In your copy, repeat the records exactly and leave out the pictures.

begin Dataset rows

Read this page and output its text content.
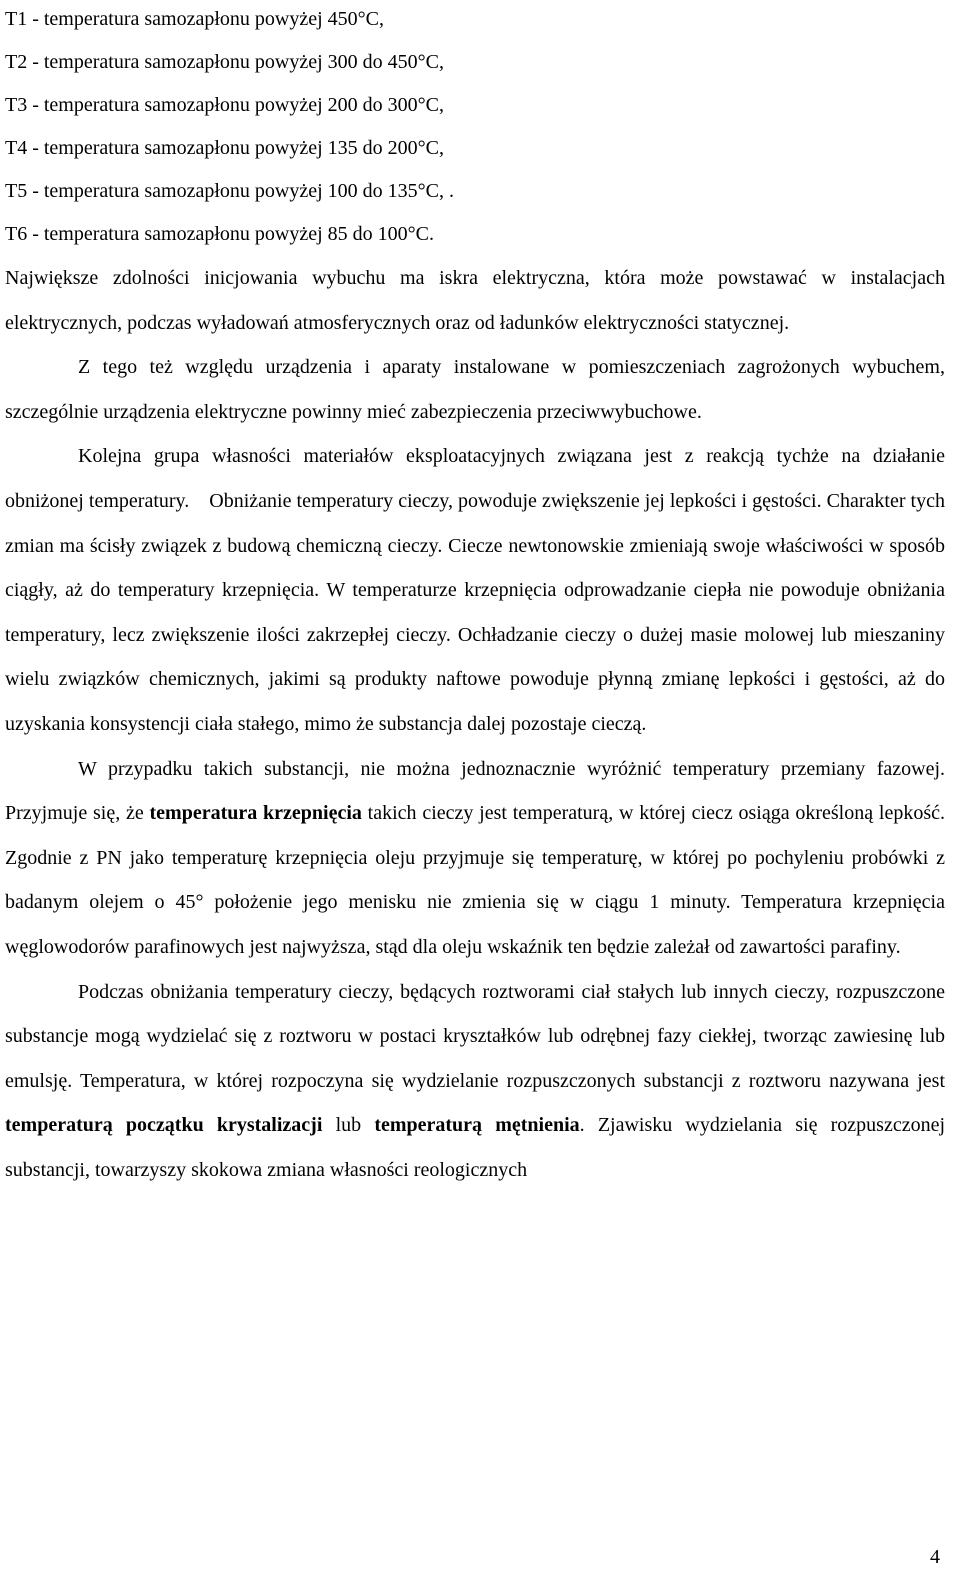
T1 - temperatura samozapłonu powyżej 450°C,
T2 - temperatura samozapłonu powyżej 300 do 450°C,
T3 - temperatura samozapłonu powyżej 200 do 300°C,
T4 - temperatura samozapłonu powyżej 135 do 200°C,
T5 - temperatura samozapłonu powyżej 100 do 135°C, .
T6 - temperatura samozapłonu powyżej 85 do 100°C.

Największe zdolności inicjowania wybuchu ma iskra elektryczna, która może powstawać w instalacjach elektrycznych, podczas wyładowań atmosferycznych oraz od ładunków elektryczności statycznej.

Z tego też względu urządzenia i aparaty instalowane w pomieszczeniach zagrożonych wybuchem, szczególnie urządzenia elektryczne powinny mieć zabezpieczenia przeciwwybuchowe.

Kolejna grupa własności materiałów eksploatacyjnych związana jest z reakcją tychże na działanie obniżonej temperatury. Obniżanie temperatury cieczy, powoduje zwiększenie jej lepkości i gęstości. Charakter tych zmian ma ścisły związek z budową chemiczną cieczy. Ciecze newtonowskie zmieniają swoje właściwości w sposób ciągły, aż do temperatury krzepnięcia. W temperaturze krzepnięcia odprowadzanie ciepła nie powoduje obniżania temperatury, lecz zwiększenie ilości zakrzepłej cieczy. Ochładzanie cieczy o dużej masie molowej lub mieszaniny wielu związków chemicznych, jakimi są produkty naftowe powoduje płynną zmianę lepkości i gęstości, aż do uzyskania konsystencji ciała stałego, mimo że substancja dalej pozostaje cieczą.

W przypadku takich substancji, nie można jednoznacznie wyróżnić temperatury przemiany fazowej. Przyjmuje się, że temperatura krzepnięcia takich cieczy jest temperaturą, w której ciecz osiąga określoną lepkość. Zgodnie z PN jako temperaturę krzepnięcia oleju przyjmuje się temperaturę, w której po pochyleniu probówki z badanym olejem o 45° położenie jego menisku nie zmienia się w ciągu 1 minuty. Temperatura krzepnięcia węglowodorów parafinowych jest najwyższa, stąd dla oleju wskaźnik ten będzie zależał od zawartości parafiny.

Podczas obniżania temperatury cieczy, będących roztworami ciał stałych lub innych cieczy, rozpuszczone substancje mogą wydzielać się z roztworu w postaci kryształków lub odrębnej fazy ciekłej, tworząc zawiesinę lub emulsję. Temperatura, w której rozpoczyna się wydzielanie rozpuszczonych substancji z roztworu nazywana jest temperaturą początku krystalizacji lub temperaturą mętnienia. Zjawisku wydzielania się rozpuszczonej substancji, towarzyszy skokowa zmiana własności reologicznych

4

end Dataset rows

## Expected answer
Read this page and output its text content.
T1 - temperatura samozapłonu powyżej 450°C,
T2 - temperatura samozapłonu powyżej 300 do 450°C,
T3 - temperatura samozapłonu powyżej 200 do 300°C,
T4 - temperatura samozapłonu powyżej 135 do 200°C,
T5 - temperatura samozapłonu powyżej 100 do 135°C, .
T6 - temperatura samozapłonu powyżej 85 do 100°C.

Największe zdolności inicjowania wybuchu ma iskra elektryczna, która może powstawać w instalacjach elektrycznych, podczas wyładowań atmosferycznych oraz od ładunków elektryczności statycznej.

Z tego też względu urządzenia i aparaty instalowane w pomieszczeniach zagrożonych wybuchem, szczególnie urządzenia elektryczne powinny mieć zabezpieczenia przeciwwybuchowe.

Kolejna grupa własności materiałów eksploatacyjnych związana jest z reakcją tychże na działanie obniżonej temperatury. Obniżanie temperatury cieczy, powoduje zwiększenie jej lepkości i gęstości. Charakter tych zmian ma ścisły związek z budową chemiczną cieczy. Ciecze newtonowskie zmieniają swoje właściwości w sposób ciągły, aż do temperatury krzepnięcia. W temperaturze krzepnięcia odprowadzanie ciepła nie powoduje obniżania temperatury, lecz zwiększenie ilości zakrzepłej cieczy. Ochładzanie cieczy o dużej masie molowej lub mieszaniny wielu związków chemicznych, jakimi są produkty naftowe powoduje płynną zmianę lepkości i gęstości, aż do uzyskania konsystencji ciała stałego, mimo że substancja dalej pozostaje cieczą.

W przypadku takich substancji, nie można jednoznacznie wyróżnić temperatury przemiany fazowej. Przyjmuje się, że temperatura krzepnięcia takich cieczy jest temperaturą, w której ciecz osiąga określoną lepkość. Zgodnie z PN jako temperaturę krzepnięcia oleju przyjmuje się temperaturę, w której po pochyleniu probówki z badanym olejem o 45° położenie jego menisku nie zmienia się w ciągu 1 minuty. Temperatura krzepnięcia węglowodorów parafinowych jest najwyższa, stąd dla oleju wskaźnik ten będzie zależał od zawartości parafiny.

Podczas obniżania temperatury cieczy, będących roztworami ciał stałych lub innych cieczy, rozpuszczone substancje mogą wydzielać się z roztworu w postaci kryształków lub odrębnej fazy ciekłej, tworząc zawiesinę lub emulsję. Temperatura, w której rozpoczyna się wydzielanie rozpuszczonych substancji z roztworu nazywana jest temperaturą początku krystalizacji lub temperaturą mętnienia. Zjawisku wydzielania się rozpuszczonej substancji, towarzyszy skokowa zmiana własności reologicznych

4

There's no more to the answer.